Given task
Read through the data and report every line in which the word "JSON" occurs.

Dataset extract
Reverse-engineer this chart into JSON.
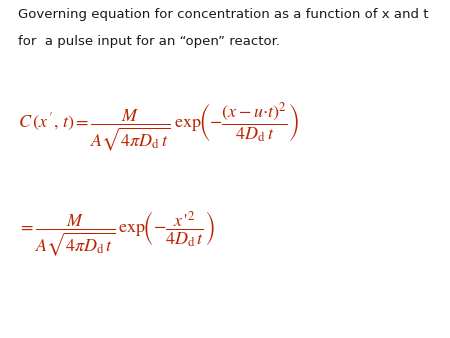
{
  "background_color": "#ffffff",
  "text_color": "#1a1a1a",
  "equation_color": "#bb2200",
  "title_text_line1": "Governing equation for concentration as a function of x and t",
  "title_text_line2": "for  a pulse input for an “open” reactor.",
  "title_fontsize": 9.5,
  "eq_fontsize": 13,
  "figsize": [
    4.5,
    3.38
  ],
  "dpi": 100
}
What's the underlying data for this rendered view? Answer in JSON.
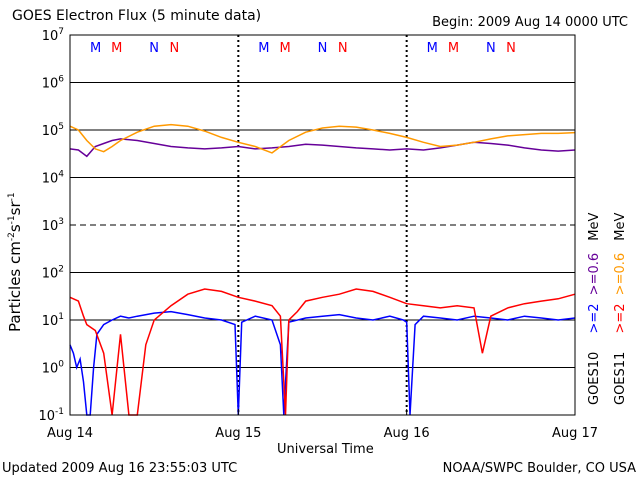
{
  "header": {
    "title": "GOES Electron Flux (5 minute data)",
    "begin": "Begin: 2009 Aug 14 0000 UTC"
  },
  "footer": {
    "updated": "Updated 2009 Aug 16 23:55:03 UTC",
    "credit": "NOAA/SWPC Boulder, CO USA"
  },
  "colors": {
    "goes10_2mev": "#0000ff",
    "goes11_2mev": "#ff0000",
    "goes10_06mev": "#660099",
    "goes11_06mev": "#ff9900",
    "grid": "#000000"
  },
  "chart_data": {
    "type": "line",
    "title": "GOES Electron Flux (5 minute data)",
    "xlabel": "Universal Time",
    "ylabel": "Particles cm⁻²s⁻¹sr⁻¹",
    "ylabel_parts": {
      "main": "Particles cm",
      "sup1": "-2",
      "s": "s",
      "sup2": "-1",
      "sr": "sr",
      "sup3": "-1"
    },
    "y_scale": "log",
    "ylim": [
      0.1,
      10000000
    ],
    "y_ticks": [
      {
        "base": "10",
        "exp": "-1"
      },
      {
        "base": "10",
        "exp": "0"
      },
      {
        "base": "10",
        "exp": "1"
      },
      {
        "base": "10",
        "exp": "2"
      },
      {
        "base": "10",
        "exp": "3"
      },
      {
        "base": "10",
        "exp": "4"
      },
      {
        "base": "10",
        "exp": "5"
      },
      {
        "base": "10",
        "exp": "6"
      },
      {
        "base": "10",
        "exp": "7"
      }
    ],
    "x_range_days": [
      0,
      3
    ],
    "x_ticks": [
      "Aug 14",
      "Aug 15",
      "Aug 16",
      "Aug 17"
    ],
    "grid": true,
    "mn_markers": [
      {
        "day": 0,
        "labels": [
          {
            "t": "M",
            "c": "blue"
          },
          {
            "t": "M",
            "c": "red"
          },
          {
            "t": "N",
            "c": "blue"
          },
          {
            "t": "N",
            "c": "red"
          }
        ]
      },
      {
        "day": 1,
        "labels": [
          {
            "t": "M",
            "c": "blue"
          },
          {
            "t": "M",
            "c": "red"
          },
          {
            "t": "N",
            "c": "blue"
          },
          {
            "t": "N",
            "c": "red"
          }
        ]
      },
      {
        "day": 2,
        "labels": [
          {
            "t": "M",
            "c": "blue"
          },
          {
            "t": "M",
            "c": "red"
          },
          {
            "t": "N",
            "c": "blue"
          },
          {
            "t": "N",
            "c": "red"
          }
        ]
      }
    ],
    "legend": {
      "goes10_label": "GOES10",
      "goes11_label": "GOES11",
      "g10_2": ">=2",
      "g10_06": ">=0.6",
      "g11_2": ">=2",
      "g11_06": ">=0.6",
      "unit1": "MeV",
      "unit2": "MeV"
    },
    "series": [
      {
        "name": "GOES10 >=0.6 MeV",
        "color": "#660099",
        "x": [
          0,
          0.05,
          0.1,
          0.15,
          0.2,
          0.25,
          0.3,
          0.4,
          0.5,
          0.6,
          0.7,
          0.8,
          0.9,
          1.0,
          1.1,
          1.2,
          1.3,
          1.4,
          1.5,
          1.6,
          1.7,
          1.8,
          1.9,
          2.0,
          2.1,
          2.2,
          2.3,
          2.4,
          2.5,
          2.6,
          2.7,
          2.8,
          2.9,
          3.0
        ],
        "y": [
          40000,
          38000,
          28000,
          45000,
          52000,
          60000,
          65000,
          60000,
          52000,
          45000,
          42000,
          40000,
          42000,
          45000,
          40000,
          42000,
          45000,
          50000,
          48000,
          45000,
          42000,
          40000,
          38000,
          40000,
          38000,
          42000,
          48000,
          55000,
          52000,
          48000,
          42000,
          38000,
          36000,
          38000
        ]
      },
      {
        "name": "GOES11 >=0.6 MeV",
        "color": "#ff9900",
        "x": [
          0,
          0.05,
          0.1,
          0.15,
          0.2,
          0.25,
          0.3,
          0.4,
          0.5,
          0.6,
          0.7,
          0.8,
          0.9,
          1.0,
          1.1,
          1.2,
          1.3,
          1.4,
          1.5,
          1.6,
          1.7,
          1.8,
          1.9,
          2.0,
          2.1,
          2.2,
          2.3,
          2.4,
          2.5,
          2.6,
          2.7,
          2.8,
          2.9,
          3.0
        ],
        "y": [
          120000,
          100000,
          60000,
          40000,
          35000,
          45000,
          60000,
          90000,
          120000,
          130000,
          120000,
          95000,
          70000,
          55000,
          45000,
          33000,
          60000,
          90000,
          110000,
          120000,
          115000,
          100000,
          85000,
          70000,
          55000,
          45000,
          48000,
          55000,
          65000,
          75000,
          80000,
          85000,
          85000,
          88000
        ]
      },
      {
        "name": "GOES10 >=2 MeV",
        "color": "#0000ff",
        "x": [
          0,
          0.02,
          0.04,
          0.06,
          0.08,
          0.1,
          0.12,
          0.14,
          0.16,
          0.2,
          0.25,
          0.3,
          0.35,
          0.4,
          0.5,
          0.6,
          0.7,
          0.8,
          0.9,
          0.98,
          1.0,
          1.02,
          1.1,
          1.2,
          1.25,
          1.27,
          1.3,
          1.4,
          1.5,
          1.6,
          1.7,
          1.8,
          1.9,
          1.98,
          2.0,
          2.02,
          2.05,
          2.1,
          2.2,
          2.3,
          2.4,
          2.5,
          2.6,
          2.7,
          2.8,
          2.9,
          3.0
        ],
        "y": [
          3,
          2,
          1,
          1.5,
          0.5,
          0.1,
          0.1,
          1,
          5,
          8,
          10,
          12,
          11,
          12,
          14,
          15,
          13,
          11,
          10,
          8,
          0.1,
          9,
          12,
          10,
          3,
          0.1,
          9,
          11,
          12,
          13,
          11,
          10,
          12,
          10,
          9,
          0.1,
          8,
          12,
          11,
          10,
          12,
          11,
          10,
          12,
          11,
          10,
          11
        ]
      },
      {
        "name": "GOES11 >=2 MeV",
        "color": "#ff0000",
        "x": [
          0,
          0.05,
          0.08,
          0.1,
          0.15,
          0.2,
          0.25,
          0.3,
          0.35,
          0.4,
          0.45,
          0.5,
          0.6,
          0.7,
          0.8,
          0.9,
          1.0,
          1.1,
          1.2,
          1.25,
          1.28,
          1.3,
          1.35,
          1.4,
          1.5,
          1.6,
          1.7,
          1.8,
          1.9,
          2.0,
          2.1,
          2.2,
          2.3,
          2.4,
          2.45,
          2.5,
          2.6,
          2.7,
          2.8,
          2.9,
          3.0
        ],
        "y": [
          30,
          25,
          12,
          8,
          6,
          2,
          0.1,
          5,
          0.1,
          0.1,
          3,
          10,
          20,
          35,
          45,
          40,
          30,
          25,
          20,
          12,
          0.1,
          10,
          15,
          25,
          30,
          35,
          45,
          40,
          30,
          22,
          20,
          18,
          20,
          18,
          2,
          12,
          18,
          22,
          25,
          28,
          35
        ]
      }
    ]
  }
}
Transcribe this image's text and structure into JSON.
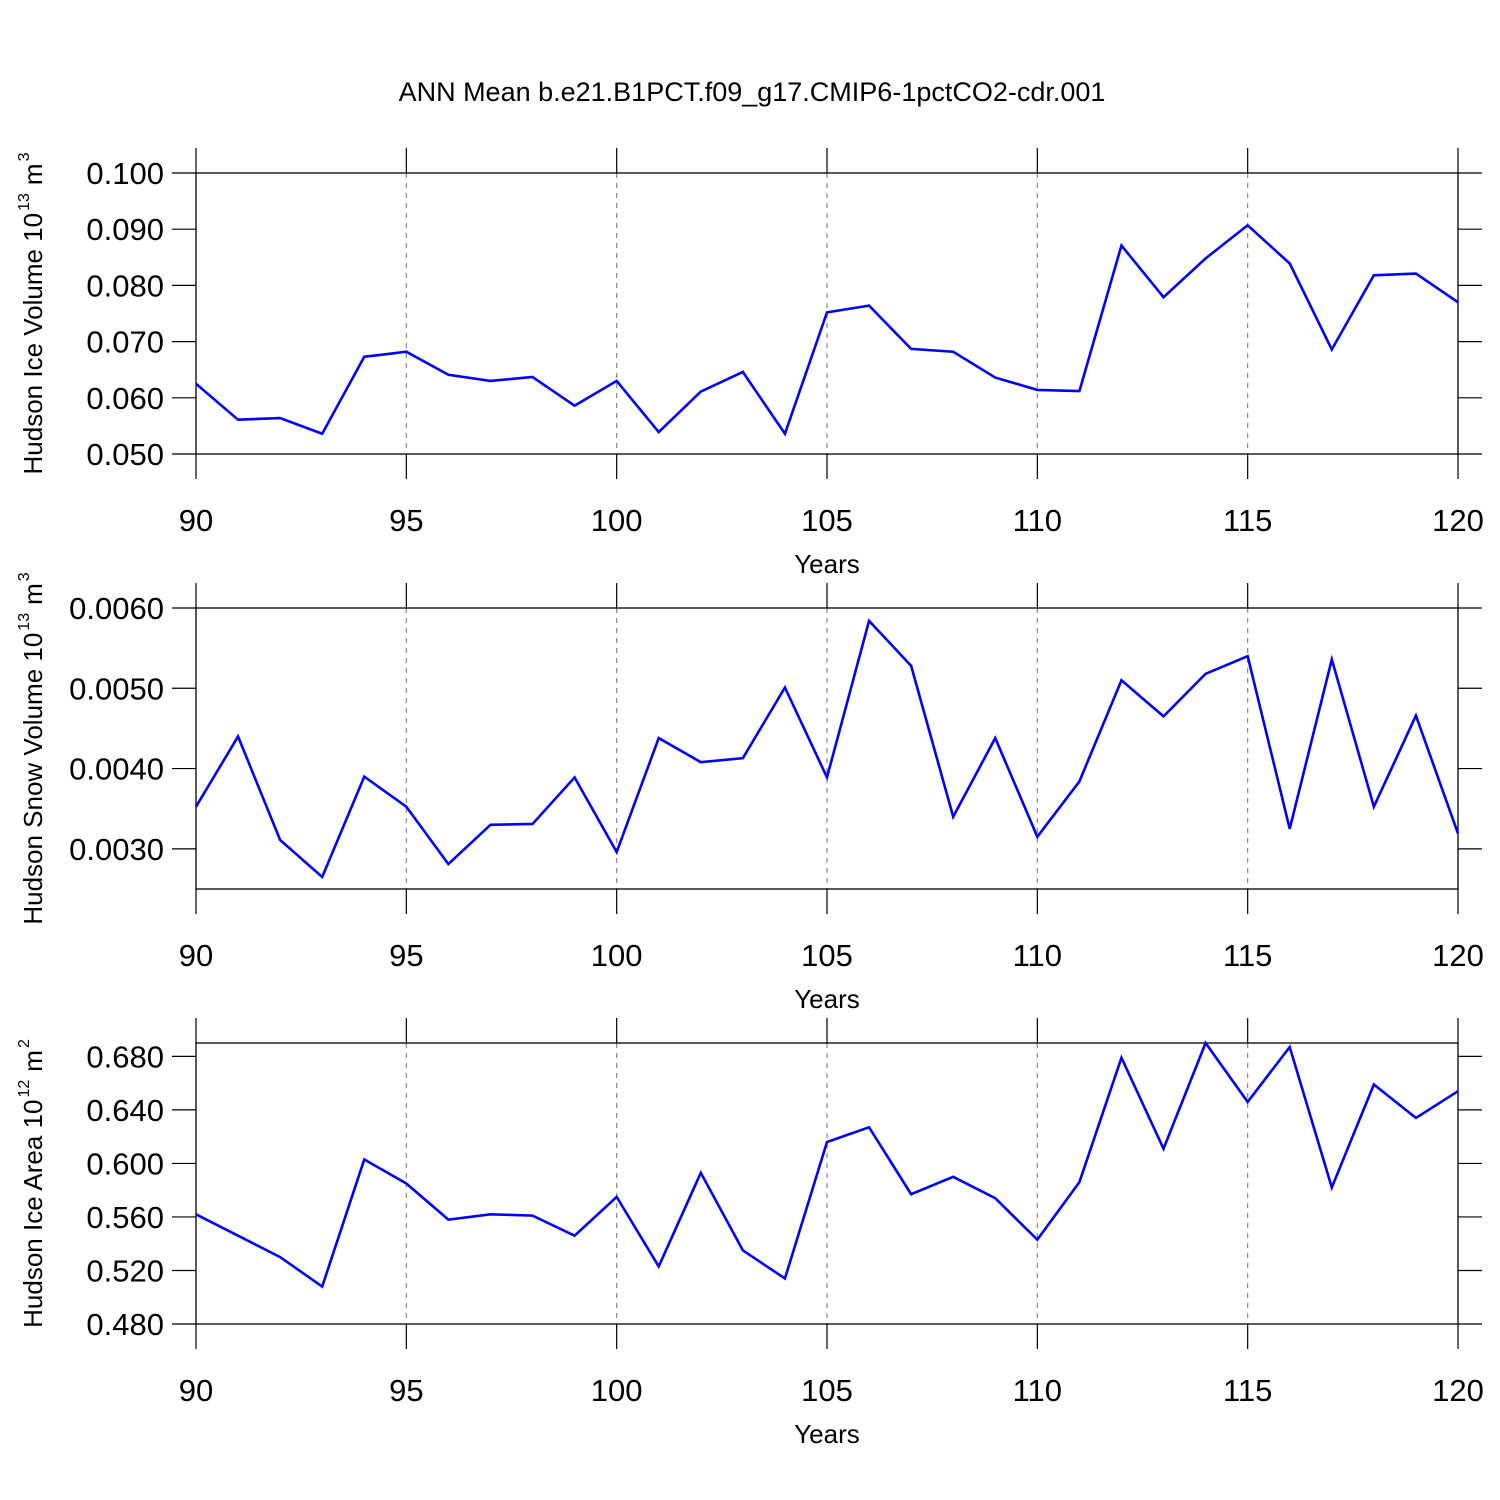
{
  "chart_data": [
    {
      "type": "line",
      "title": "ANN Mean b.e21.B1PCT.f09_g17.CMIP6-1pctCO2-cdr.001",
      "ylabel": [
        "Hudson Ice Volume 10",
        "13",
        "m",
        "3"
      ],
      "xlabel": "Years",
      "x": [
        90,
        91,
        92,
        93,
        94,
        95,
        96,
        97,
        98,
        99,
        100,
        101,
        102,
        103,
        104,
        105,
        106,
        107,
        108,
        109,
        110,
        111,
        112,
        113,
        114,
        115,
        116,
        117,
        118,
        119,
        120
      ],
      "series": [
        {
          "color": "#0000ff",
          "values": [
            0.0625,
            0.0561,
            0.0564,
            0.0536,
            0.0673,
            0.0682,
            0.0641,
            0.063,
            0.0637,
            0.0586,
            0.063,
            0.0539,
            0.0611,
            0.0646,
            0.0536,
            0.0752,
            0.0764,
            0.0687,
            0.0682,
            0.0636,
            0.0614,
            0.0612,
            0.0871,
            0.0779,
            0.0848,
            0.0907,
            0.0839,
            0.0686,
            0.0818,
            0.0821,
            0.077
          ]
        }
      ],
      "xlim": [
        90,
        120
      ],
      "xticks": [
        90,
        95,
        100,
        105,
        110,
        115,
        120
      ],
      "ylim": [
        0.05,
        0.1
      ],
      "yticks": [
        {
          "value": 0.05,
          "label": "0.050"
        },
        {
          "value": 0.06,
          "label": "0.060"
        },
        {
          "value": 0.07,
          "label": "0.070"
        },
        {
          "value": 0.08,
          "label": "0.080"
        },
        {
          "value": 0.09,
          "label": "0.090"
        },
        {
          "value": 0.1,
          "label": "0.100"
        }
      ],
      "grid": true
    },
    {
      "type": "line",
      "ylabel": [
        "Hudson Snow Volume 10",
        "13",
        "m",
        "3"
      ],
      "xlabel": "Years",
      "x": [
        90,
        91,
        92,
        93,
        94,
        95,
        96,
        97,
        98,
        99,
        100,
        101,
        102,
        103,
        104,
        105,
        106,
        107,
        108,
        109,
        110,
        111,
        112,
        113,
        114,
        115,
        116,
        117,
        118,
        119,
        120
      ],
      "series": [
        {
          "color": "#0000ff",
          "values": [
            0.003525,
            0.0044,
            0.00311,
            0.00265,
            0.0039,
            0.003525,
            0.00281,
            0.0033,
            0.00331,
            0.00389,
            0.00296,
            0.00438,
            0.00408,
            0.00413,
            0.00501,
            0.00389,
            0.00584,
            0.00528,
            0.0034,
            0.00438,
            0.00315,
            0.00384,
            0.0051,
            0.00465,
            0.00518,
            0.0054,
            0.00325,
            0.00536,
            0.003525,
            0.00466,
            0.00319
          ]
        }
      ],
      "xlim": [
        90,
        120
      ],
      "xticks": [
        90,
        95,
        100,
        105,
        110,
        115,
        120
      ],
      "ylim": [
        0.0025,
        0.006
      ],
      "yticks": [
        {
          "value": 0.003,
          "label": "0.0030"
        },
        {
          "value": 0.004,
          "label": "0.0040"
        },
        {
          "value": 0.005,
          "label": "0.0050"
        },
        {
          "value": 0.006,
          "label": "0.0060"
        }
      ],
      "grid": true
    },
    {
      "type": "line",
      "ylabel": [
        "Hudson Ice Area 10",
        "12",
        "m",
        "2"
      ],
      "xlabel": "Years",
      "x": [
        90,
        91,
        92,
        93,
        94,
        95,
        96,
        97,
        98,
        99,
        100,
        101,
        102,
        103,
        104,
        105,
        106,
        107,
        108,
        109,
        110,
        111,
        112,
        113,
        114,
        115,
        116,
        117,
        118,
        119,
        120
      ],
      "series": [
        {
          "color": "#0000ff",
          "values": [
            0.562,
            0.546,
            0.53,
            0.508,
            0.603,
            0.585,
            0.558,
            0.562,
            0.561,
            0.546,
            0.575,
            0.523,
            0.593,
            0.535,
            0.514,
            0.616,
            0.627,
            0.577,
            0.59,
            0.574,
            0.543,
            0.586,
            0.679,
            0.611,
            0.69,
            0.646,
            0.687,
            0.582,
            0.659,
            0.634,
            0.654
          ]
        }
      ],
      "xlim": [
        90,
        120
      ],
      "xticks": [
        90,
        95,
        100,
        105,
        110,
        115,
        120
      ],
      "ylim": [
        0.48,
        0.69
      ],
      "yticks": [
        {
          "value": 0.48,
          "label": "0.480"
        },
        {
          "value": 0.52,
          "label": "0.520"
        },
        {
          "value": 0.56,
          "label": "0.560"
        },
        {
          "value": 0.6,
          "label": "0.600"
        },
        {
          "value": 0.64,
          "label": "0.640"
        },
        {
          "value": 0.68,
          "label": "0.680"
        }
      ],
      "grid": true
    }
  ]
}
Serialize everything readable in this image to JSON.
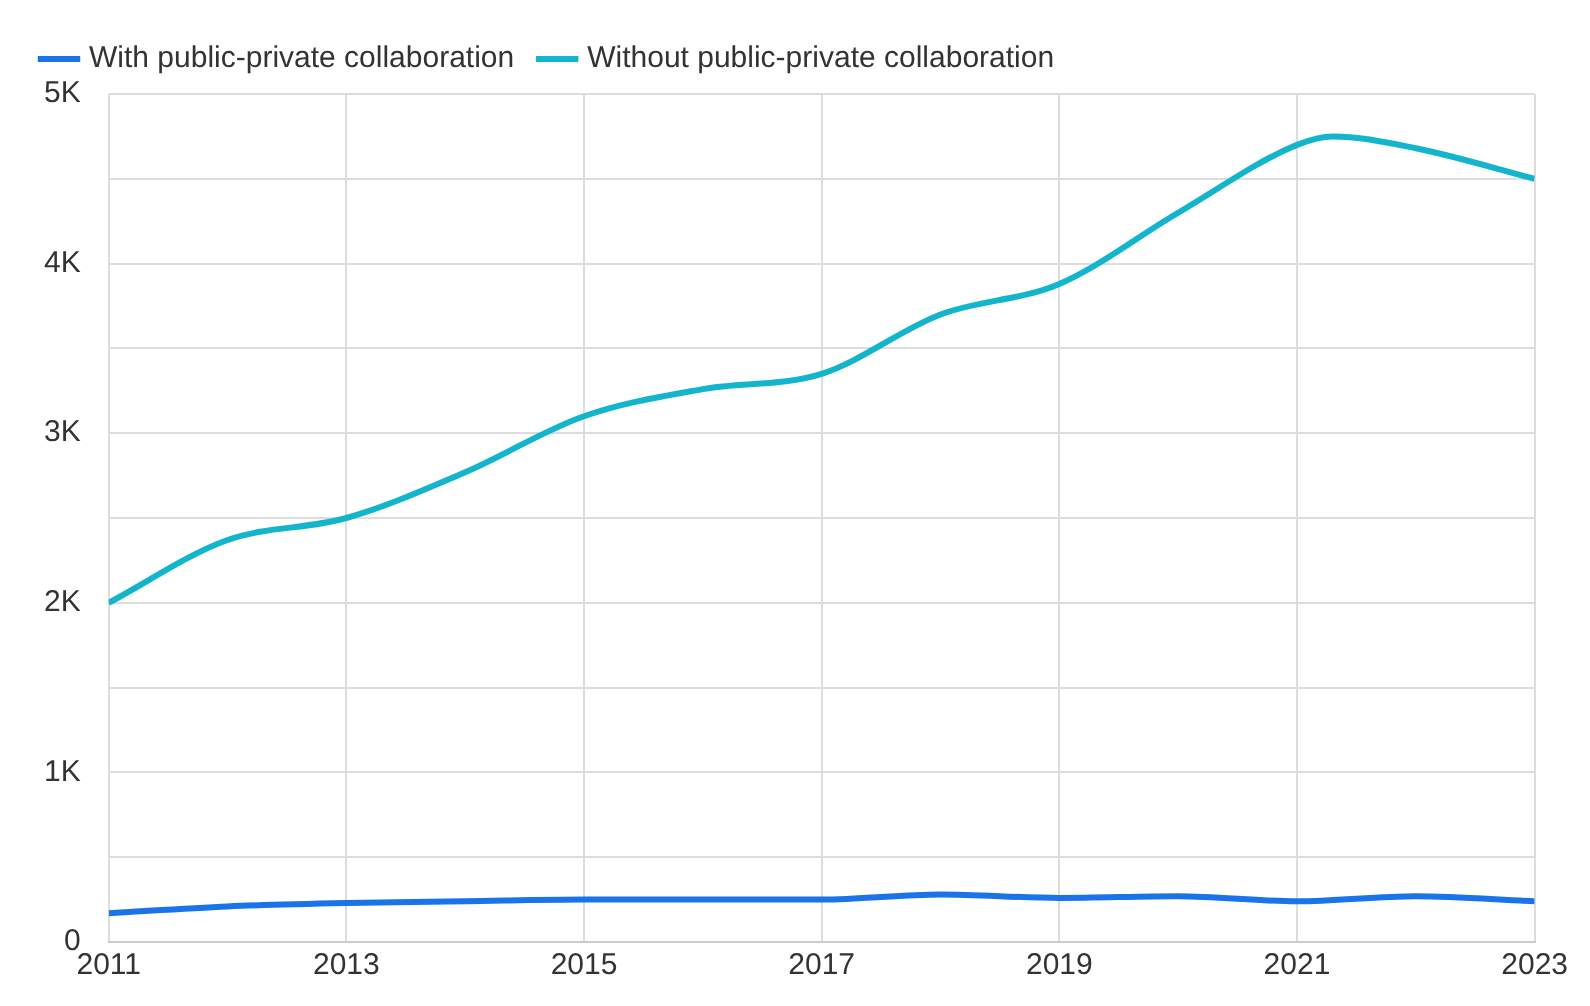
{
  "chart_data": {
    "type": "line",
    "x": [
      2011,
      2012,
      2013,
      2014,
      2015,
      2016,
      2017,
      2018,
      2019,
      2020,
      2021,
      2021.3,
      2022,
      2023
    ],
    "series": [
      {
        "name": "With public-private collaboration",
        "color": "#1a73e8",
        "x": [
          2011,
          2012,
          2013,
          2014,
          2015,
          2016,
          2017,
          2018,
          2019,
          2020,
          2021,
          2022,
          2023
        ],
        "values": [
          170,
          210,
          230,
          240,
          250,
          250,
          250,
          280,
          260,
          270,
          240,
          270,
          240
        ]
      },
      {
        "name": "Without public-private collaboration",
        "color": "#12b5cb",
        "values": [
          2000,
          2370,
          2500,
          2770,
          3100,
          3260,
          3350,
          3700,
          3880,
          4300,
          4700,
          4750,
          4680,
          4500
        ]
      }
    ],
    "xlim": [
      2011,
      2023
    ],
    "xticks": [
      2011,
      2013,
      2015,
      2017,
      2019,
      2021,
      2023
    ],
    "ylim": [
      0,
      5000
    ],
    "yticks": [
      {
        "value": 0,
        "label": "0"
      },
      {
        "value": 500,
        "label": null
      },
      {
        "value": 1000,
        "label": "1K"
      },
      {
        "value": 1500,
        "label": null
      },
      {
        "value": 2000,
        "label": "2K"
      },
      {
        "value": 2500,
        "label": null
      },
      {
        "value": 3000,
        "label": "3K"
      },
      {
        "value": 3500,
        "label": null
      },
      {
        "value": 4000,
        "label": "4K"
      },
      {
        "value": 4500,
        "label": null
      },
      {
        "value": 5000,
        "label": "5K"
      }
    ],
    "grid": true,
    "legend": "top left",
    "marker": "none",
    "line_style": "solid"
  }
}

Reply
Reverse-engineer this chart into JSON.
What's the underlying data for this rendered view? Answer in JSON.
Transcribe this image's text and structure into JSON.
Serialize everything readable in this image to JSON.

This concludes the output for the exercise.